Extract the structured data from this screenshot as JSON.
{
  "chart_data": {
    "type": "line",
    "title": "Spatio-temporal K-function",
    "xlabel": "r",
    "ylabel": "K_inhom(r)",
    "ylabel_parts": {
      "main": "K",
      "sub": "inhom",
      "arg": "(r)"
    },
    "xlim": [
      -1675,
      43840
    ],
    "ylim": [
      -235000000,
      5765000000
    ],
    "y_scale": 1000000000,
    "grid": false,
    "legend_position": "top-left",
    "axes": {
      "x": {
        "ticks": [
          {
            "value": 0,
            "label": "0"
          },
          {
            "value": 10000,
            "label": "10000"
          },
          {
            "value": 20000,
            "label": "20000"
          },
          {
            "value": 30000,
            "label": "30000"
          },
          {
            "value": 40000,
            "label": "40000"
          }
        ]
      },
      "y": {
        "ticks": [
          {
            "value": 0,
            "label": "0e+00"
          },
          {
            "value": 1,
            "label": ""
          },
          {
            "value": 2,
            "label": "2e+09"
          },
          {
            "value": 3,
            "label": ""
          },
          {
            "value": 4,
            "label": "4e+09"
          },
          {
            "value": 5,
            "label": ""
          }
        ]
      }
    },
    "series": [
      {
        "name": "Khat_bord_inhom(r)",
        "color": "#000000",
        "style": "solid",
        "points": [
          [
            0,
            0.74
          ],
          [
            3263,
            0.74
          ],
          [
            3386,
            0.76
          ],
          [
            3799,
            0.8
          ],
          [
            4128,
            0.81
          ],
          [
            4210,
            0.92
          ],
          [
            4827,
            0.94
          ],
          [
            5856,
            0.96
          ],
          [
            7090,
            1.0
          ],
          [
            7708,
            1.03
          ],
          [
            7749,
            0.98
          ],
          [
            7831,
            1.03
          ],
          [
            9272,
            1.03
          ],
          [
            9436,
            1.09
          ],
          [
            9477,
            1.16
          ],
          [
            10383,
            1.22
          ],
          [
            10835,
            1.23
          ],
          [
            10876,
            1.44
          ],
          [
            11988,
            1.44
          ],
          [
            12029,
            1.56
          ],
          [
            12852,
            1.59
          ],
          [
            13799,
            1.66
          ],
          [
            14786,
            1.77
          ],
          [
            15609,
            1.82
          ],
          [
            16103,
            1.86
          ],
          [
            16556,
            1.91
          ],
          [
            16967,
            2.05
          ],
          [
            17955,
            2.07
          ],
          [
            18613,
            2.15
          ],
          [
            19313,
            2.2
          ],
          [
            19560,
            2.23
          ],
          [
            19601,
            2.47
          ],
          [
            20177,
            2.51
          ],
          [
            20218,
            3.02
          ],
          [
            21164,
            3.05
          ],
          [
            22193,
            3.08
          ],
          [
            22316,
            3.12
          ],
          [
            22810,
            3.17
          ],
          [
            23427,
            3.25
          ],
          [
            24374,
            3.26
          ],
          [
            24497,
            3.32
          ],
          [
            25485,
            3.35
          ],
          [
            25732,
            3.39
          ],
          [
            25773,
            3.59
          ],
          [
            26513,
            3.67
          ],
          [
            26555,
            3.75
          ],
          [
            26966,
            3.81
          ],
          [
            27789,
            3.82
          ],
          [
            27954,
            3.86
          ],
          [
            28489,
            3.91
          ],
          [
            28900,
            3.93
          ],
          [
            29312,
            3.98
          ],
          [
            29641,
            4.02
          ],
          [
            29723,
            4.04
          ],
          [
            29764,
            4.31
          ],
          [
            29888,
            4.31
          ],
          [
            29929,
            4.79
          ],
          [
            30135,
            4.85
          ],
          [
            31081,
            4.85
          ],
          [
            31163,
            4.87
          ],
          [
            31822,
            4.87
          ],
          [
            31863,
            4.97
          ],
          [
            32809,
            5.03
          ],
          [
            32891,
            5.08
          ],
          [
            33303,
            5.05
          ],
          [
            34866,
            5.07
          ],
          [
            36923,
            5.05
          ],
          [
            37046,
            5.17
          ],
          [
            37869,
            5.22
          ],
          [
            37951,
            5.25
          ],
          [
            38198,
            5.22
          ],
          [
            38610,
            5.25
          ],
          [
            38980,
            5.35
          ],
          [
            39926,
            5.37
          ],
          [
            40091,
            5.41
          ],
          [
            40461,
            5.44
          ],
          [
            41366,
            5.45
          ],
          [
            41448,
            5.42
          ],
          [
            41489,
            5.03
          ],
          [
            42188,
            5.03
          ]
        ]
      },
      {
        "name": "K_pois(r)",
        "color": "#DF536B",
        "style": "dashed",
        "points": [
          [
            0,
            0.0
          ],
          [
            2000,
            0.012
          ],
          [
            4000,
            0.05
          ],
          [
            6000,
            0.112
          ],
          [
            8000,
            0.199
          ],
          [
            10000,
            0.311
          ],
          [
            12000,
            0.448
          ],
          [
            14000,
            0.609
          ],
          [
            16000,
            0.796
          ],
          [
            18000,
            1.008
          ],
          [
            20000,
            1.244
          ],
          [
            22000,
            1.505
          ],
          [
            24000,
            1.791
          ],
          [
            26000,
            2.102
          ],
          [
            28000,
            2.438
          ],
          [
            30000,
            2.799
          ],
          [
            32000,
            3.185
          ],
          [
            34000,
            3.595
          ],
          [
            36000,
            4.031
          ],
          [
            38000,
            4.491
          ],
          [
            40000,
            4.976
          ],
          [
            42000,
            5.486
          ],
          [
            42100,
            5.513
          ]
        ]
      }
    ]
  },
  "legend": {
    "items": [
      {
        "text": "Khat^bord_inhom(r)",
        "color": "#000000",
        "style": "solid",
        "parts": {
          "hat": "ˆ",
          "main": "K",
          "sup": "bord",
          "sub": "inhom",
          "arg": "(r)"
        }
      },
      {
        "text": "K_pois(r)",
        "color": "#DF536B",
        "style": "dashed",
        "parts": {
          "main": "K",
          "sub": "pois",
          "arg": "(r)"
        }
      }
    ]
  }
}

------------------------

● THE EXERCISE: From the records above, extract every line exactly as it stands.

● WRITTEN ANSWER:
Extract the structured data from this screenshot as JSON.
{
  "chart_data": {
    "type": "line",
    "title": "Spatio-temporal K-function",
    "xlabel": "r",
    "ylabel": "K_inhom(r)",
    "ylabel_parts": {
      "main": "K",
      "sub": "inhom",
      "arg": "(r)"
    },
    "xlim": [
      -1675,
      43840
    ],
    "ylim": [
      -235000000,
      5765000000
    ],
    "y_scale": 1000000000,
    "grid": false,
    "legend_position": "top-left",
    "axes": {
      "x": {
        "ticks": [
          {
            "value": 0,
            "label": "0"
          },
          {
            "value": 10000,
            "label": "10000"
          },
          {
            "value": 20000,
            "label": "20000"
          },
          {
            "value": 30000,
            "label": "30000"
          },
          {
            "value": 40000,
            "label": "40000"
          }
        ]
      },
      "y": {
        "ticks": [
          {
            "value": 0,
            "label": "0e+00"
          },
          {
            "value": 1,
            "label": ""
          },
          {
            "value": 2,
            "label": "2e+09"
          },
          {
            "value": 3,
            "label": ""
          },
          {
            "value": 4,
            "label": "4e+09"
          },
          {
            "value": 5,
            "label": ""
          }
        ]
      }
    },
    "series": [
      {
        "name": "Khat_bord_inhom(r)",
        "color": "#000000",
        "style": "solid",
        "points": [
          [
            0,
            0.74
          ],
          [
            3263,
            0.74
          ],
          [
            3386,
            0.76
          ],
          [
            3799,
            0.8
          ],
          [
            4128,
            0.81
          ],
          [
            4210,
            0.92
          ],
          [
            4827,
            0.94
          ],
          [
            5856,
            0.96
          ],
          [
            7090,
            1.0
          ],
          [
            7708,
            1.03
          ],
          [
            7749,
            0.98
          ],
          [
            7831,
            1.03
          ],
          [
            9272,
            1.03
          ],
          [
            9436,
            1.09
          ],
          [
            9477,
            1.16
          ],
          [
            10383,
            1.22
          ],
          [
            10835,
            1.23
          ],
          [
            10876,
            1.44
          ],
          [
            11988,
            1.44
          ],
          [
            12029,
            1.56
          ],
          [
            12852,
            1.59
          ],
          [
            13799,
            1.66
          ],
          [
            14786,
            1.77
          ],
          [
            15609,
            1.82
          ],
          [
            16103,
            1.86
          ],
          [
            16556,
            1.91
          ],
          [
            16967,
            2.05
          ],
          [
            17955,
            2.07
          ],
          [
            18613,
            2.15
          ],
          [
            19313,
            2.2
          ],
          [
            19560,
            2.23
          ],
          [
            19601,
            2.47
          ],
          [
            20177,
            2.51
          ],
          [
            20218,
            3.02
          ],
          [
            21164,
            3.05
          ],
          [
            22193,
            3.08
          ],
          [
            22316,
            3.12
          ],
          [
            22810,
            3.17
          ],
          [
            23427,
            3.25
          ],
          [
            24374,
            3.26
          ],
          [
            24497,
            3.32
          ],
          [
            25485,
            3.35
          ],
          [
            25732,
            3.39
          ],
          [
            25773,
            3.59
          ],
          [
            26513,
            3.67
          ],
          [
            26555,
            3.75
          ],
          [
            26966,
            3.81
          ],
          [
            27789,
            3.82
          ],
          [
            27954,
            3.86
          ],
          [
            28489,
            3.91
          ],
          [
            28900,
            3.93
          ],
          [
            29312,
            3.98
          ],
          [
            29641,
            4.02
          ],
          [
            29723,
            4.04
          ],
          [
            29764,
            4.31
          ],
          [
            29888,
            4.31
          ],
          [
            29929,
            4.79
          ],
          [
            30135,
            4.85
          ],
          [
            31081,
            4.85
          ],
          [
            31163,
            4.87
          ],
          [
            31822,
            4.87
          ],
          [
            31863,
            4.97
          ],
          [
            32809,
            5.03
          ],
          [
            32891,
            5.08
          ],
          [
            33303,
            5.05
          ],
          [
            34866,
            5.07
          ],
          [
            36923,
            5.05
          ],
          [
            37046,
            5.17
          ],
          [
            37869,
            5.22
          ],
          [
            37951,
            5.25
          ],
          [
            38198,
            5.22
          ],
          [
            38610,
            5.25
          ],
          [
            38980,
            5.35
          ],
          [
            39926,
            5.37
          ],
          [
            40091,
            5.41
          ],
          [
            40461,
            5.44
          ],
          [
            41366,
            5.45
          ],
          [
            41448,
            5.42
          ],
          [
            41489,
            5.03
          ],
          [
            42188,
            5.03
          ]
        ]
      },
      {
        "name": "K_pois(r)",
        "color": "#DF536B",
        "style": "dashed",
        "points": [
          [
            0,
            0.0
          ],
          [
            2000,
            0.012
          ],
          [
            4000,
            0.05
          ],
          [
            6000,
            0.112
          ],
          [
            8000,
            0.199
          ],
          [
            10000,
            0.311
          ],
          [
            12000,
            0.448
          ],
          [
            14000,
            0.609
          ],
          [
            16000,
            0.796
          ],
          [
            18000,
            1.008
          ],
          [
            20000,
            1.244
          ],
          [
            22000,
            1.505
          ],
          [
            24000,
            1.791
          ],
          [
            26000,
            2.102
          ],
          [
            28000,
            2.438
          ],
          [
            30000,
            2.799
          ],
          [
            32000,
            3.185
          ],
          [
            34000,
            3.595
          ],
          [
            36000,
            4.031
          ],
          [
            38000,
            4.491
          ],
          [
            40000,
            4.976
          ],
          [
            42000,
            5.486
          ],
          [
            42100,
            5.513
          ]
        ]
      }
    ]
  },
  "legend": {
    "items": [
      {
        "text": "Khat^bord_inhom(r)",
        "color": "#000000",
        "style": "solid",
        "parts": {
          "hat": "ˆ",
          "main": "K",
          "sup": "bord",
          "sub": "inhom",
          "arg": "(r)"
        }
      },
      {
        "text": "K_pois(r)",
        "color": "#DF536B",
        "style": "dashed",
        "parts": {
          "main": "K",
          "sub": "pois",
          "arg": "(r)"
        }
      }
    ]
  }
}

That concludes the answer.